Repeat the data verbatim.

- Dataset records
__________

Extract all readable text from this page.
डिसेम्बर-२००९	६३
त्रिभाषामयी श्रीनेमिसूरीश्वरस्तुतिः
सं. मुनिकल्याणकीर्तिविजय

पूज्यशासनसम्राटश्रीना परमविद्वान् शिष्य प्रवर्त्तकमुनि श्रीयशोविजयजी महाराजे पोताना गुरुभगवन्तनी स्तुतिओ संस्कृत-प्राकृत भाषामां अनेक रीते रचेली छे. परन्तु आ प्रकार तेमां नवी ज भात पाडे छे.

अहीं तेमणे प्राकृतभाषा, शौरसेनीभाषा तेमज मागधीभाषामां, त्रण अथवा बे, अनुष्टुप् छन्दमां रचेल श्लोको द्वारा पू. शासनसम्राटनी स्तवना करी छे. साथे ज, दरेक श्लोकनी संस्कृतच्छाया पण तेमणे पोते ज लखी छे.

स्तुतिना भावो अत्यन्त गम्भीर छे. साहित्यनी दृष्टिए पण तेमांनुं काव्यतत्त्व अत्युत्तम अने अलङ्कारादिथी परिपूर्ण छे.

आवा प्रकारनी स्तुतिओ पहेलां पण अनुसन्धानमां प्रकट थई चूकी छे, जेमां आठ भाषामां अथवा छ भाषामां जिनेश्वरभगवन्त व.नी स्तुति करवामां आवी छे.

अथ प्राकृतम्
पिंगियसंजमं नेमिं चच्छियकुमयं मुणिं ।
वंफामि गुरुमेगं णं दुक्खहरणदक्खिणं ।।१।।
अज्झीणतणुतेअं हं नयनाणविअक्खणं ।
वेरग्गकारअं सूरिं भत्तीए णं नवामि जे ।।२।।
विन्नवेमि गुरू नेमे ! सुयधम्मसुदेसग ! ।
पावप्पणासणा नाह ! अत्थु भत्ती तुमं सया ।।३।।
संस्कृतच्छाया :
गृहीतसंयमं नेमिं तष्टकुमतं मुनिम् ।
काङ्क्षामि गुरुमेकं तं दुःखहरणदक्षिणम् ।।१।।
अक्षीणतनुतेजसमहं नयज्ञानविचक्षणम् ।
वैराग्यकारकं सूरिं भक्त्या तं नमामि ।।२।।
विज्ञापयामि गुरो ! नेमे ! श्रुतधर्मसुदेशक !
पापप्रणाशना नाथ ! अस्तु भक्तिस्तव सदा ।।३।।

__________

- Full output
Extract all readable text from this page.
डिसेम्बर-२००९	६३
त्रिभाषामयी श्रीनेमिसूरीश्वरस्तुतिः
सं. मुनिकल्याणकीर्तिविजय

पूज्यशासनसम्राटश्रीना परमविद्वान् शिष्य प्रवर्त्तकमुनि श्रीयशोविजयजी महाराजे पोताना गुरुभगवन्तनी स्तुतिओ संस्कृत-प्राकृत भाषामां अनेक रीते रचेली छे. परन्तु आ प्रकार तेमां नवी ज भात पाडे छे.

अहीं तेमणे प्राकृतभाषा, शौरसेनीभाषा तेमज मागधीभाषामां, त्रण अथवा बे, अनुष्टुप् छन्दमां रचेल श्लोको द्वारा पू. शासनसम्राटनी स्तवना करी छे. साथे ज, दरेक श्लोकनी संस्कृतच्छाया पण तेमणे पोते ज लखी छे.

स्तुतिना भावो अत्यन्त गम्भीर छे. साहित्यनी दृष्टिए पण तेमांनुं काव्यतत्त्व अत्युत्तम अने अलङ्कारादिथी परिपूर्ण छे.

आवा प्रकारनी स्तुतिओ पहेलां पण अनुसन्धानमां प्रकट थई चूकी छे, जेमां आठ भाषामां अथवा छ भाषामां जिनेश्वरभगवन्त व.नी स्तुति करवामां आवी छे.

अथ प्राकृतम्
पिंगियसंजमं नेमिं चच्छियकुमयं मुणिं ।
वंफामि गुरुमेगं णं दुक्खहरणदक्खिणं ।।१।।
अज्झीणतणुतेअं हं नयनाणविअक्खणं ।
वेरग्गकारअं सूरिं भत्तीए णं नवामि जे ।।२।।
विन्नवेमि गुरू नेमे ! सुयधम्मसुदेसग ! ।
पावप्पणासणा नाह ! अत्थु भत्ती तुमं सया ।।३।।
संस्कृतच्छाया :
गृहीतसंयमं नेमिं तष्टकुमतं मुनिम् ।
काङ्क्षामि गुरुमेकं तं दुःखहरणदक्षिणम् ।।१।।
अक्षीणतनुतेजसमहं नयज्ञानविचक्षणम् ।
वैराग्यकारकं सूरिं भक्त्या तं नमामि ।।२।।
विज्ञापयामि गुरो ! नेमे ! श्रुतधर्मसुदेशक !
पापप्रणाशना नाथ ! अस्तु भक्तिस्तव सदा ।।३।।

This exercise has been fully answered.